**THE REQUEST**
In the entries that follow, find the word "南充文化旅游职业学院" and report each line it is on.

─── DATASET ENTRIES ───

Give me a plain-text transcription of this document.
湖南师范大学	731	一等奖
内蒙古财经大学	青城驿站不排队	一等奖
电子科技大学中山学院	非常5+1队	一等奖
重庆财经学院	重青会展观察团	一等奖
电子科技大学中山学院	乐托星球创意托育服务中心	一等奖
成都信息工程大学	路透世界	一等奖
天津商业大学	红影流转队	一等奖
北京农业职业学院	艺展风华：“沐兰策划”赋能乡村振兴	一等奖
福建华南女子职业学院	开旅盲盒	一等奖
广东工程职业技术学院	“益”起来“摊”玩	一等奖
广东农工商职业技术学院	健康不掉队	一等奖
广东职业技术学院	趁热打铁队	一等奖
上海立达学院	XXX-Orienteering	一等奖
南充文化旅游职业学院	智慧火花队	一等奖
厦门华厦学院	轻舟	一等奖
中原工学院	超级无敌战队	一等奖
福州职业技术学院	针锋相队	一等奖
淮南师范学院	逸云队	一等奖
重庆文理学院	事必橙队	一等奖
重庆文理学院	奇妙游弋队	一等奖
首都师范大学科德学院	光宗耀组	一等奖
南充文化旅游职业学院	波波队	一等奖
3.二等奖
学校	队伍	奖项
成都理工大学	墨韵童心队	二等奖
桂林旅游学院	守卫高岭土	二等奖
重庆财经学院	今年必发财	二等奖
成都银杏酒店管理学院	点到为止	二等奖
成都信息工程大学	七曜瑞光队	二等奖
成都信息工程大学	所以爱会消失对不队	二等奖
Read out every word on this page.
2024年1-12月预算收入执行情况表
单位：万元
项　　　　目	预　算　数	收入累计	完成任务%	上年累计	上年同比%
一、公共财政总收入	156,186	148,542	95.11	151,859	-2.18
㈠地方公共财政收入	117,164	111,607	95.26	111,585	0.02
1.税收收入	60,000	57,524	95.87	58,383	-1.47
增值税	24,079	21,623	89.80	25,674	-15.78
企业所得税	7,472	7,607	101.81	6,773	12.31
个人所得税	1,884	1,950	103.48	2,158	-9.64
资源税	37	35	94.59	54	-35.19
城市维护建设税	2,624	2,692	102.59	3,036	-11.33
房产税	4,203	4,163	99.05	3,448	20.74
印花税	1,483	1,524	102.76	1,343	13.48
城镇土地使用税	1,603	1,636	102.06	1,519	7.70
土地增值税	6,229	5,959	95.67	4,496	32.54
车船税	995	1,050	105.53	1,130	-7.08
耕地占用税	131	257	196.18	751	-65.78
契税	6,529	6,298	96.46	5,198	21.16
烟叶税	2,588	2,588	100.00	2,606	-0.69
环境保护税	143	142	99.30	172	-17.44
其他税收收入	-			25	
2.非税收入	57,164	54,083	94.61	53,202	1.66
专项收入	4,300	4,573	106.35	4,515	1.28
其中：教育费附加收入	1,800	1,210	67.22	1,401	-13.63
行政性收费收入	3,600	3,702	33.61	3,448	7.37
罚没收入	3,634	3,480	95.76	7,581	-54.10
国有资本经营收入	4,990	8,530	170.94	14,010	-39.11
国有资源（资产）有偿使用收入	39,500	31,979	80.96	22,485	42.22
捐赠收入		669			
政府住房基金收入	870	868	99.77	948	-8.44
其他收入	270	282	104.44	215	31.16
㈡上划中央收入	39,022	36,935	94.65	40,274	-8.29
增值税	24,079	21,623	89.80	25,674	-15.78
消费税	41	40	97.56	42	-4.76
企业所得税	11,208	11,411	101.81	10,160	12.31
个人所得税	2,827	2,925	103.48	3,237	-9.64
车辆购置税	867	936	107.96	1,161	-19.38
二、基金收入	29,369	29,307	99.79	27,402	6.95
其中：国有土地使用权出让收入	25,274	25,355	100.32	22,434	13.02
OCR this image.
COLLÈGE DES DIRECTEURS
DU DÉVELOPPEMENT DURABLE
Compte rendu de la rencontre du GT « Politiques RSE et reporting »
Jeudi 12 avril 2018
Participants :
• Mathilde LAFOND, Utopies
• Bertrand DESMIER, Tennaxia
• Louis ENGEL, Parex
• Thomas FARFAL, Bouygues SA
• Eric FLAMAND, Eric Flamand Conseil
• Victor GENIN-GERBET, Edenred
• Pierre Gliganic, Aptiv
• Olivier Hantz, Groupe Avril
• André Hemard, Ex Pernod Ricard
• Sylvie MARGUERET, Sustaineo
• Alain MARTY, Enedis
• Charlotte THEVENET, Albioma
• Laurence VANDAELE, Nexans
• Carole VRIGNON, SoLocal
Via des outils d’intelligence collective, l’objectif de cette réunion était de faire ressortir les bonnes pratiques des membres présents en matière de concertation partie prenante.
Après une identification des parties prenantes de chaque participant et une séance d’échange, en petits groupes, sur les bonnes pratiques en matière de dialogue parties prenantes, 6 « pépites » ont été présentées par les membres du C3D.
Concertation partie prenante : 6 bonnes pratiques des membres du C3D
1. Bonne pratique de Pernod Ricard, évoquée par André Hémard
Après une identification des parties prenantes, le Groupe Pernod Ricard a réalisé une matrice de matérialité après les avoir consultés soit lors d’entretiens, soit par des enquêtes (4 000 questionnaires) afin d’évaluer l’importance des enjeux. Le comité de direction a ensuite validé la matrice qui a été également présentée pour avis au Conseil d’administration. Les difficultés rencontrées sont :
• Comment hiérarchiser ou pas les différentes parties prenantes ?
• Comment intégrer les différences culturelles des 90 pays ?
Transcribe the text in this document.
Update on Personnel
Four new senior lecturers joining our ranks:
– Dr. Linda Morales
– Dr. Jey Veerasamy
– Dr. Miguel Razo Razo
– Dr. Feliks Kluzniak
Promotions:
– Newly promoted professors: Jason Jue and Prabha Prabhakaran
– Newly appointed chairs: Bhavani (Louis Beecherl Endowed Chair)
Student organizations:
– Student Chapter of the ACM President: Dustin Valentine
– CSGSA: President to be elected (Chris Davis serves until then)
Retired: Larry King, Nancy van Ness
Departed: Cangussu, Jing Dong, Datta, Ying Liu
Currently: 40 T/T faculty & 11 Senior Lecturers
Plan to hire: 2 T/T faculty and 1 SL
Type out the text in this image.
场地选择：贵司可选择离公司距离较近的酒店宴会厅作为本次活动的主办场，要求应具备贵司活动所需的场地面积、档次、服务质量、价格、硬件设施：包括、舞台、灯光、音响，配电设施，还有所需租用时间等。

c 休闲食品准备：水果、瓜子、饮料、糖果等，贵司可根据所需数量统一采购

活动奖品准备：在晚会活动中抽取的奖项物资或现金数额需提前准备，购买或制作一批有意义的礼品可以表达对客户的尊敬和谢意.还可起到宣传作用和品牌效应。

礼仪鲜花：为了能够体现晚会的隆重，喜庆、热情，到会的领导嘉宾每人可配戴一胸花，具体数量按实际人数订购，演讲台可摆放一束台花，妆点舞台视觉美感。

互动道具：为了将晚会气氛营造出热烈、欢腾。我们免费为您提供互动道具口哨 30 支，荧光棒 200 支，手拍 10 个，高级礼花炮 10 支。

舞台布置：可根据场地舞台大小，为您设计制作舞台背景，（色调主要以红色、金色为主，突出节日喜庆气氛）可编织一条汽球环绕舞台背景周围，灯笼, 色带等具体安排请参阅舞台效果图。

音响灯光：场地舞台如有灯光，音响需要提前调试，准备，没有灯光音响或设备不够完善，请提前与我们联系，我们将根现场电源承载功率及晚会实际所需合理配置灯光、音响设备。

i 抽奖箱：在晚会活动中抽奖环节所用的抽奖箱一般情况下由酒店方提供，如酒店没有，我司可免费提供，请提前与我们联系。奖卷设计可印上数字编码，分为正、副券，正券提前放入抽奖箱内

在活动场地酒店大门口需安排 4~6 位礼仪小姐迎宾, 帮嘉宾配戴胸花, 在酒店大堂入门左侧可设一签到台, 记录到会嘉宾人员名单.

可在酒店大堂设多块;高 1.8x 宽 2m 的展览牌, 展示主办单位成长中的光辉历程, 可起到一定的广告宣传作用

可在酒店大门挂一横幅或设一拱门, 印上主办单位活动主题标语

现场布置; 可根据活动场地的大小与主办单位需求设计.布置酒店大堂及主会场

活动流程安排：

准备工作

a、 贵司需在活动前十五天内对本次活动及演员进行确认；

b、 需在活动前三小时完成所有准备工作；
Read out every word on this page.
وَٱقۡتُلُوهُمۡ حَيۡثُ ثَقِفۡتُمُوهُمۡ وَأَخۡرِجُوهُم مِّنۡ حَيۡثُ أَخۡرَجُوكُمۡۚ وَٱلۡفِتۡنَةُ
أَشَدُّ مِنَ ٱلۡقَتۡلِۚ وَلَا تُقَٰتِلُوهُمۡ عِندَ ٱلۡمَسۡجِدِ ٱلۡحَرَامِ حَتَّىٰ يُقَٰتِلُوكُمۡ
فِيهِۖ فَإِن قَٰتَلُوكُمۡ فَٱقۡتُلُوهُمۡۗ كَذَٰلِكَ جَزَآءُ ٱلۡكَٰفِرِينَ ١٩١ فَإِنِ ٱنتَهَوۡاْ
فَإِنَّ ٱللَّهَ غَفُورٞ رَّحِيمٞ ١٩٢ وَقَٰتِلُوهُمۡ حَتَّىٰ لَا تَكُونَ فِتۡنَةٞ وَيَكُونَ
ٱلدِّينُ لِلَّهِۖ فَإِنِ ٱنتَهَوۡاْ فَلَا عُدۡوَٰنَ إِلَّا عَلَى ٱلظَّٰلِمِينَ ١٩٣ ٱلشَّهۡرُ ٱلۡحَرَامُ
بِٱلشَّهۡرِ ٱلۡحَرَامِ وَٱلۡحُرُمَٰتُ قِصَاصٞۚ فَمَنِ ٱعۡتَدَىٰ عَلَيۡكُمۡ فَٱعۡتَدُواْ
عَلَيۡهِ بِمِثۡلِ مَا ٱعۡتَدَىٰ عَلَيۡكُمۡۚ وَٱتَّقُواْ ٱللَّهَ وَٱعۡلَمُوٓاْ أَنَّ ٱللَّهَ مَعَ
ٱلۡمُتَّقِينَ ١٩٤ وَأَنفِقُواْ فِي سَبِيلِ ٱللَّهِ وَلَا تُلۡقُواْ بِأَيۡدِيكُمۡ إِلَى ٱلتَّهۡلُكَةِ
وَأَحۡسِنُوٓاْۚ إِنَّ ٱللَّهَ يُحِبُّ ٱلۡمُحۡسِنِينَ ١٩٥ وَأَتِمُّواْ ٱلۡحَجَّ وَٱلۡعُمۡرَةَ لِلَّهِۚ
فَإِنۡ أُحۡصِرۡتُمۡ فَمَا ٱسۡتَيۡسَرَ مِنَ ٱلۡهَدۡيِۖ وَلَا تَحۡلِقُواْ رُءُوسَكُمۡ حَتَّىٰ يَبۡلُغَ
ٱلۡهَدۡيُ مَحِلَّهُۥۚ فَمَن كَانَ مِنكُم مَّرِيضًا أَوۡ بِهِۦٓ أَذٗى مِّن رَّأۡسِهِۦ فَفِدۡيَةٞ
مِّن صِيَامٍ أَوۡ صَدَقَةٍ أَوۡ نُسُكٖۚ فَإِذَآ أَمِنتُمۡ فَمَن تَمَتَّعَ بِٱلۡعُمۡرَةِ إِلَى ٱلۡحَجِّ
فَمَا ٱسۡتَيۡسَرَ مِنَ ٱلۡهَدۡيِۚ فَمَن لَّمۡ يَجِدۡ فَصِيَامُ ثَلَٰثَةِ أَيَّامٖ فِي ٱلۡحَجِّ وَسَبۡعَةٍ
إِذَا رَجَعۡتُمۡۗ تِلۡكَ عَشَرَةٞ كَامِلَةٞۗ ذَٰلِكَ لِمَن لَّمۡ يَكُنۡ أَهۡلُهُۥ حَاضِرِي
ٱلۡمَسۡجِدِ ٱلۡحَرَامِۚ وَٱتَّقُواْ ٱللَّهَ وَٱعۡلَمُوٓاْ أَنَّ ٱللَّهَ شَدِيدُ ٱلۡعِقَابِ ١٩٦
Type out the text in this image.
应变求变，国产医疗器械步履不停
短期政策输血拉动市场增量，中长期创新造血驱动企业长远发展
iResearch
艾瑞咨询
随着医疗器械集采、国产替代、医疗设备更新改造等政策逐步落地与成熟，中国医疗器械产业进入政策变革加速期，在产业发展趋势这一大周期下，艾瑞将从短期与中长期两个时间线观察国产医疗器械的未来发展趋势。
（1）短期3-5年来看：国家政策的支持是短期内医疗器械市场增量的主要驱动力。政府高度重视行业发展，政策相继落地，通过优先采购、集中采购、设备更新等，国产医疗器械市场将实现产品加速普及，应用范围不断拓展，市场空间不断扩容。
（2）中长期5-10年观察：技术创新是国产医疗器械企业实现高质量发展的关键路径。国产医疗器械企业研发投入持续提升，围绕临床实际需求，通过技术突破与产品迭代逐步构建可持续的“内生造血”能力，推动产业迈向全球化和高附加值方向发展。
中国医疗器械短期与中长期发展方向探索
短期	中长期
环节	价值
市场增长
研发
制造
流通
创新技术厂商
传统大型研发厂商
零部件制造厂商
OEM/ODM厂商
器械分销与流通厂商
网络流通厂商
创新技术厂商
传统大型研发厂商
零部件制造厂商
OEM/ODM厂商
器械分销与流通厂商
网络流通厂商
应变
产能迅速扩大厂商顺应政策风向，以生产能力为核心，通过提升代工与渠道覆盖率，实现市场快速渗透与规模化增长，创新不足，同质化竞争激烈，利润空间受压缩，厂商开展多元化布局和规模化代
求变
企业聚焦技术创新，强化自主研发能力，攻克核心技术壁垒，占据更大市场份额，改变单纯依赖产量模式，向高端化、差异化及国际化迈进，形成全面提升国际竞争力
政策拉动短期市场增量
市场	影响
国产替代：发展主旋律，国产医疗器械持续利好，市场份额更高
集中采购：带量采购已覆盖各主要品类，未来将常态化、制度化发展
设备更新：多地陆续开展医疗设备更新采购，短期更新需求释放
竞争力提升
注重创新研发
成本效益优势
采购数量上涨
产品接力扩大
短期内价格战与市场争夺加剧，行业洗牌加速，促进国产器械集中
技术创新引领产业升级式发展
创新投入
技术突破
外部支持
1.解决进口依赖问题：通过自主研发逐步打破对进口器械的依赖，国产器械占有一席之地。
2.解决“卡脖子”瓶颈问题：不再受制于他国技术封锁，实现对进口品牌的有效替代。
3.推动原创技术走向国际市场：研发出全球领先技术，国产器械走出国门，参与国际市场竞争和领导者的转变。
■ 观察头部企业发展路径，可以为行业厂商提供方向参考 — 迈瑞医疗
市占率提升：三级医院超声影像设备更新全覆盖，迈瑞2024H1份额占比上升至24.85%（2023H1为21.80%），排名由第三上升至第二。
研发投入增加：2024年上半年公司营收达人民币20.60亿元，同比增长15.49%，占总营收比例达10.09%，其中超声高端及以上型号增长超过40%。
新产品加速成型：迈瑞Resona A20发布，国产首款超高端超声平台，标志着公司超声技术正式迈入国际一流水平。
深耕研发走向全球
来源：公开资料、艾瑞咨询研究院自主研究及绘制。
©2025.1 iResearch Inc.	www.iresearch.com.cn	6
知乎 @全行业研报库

───

**IN RESPONSE**
南充文化旅游职业学院	智慧火花队	一等奖
南充文化旅游职业学院	波波队	一等奖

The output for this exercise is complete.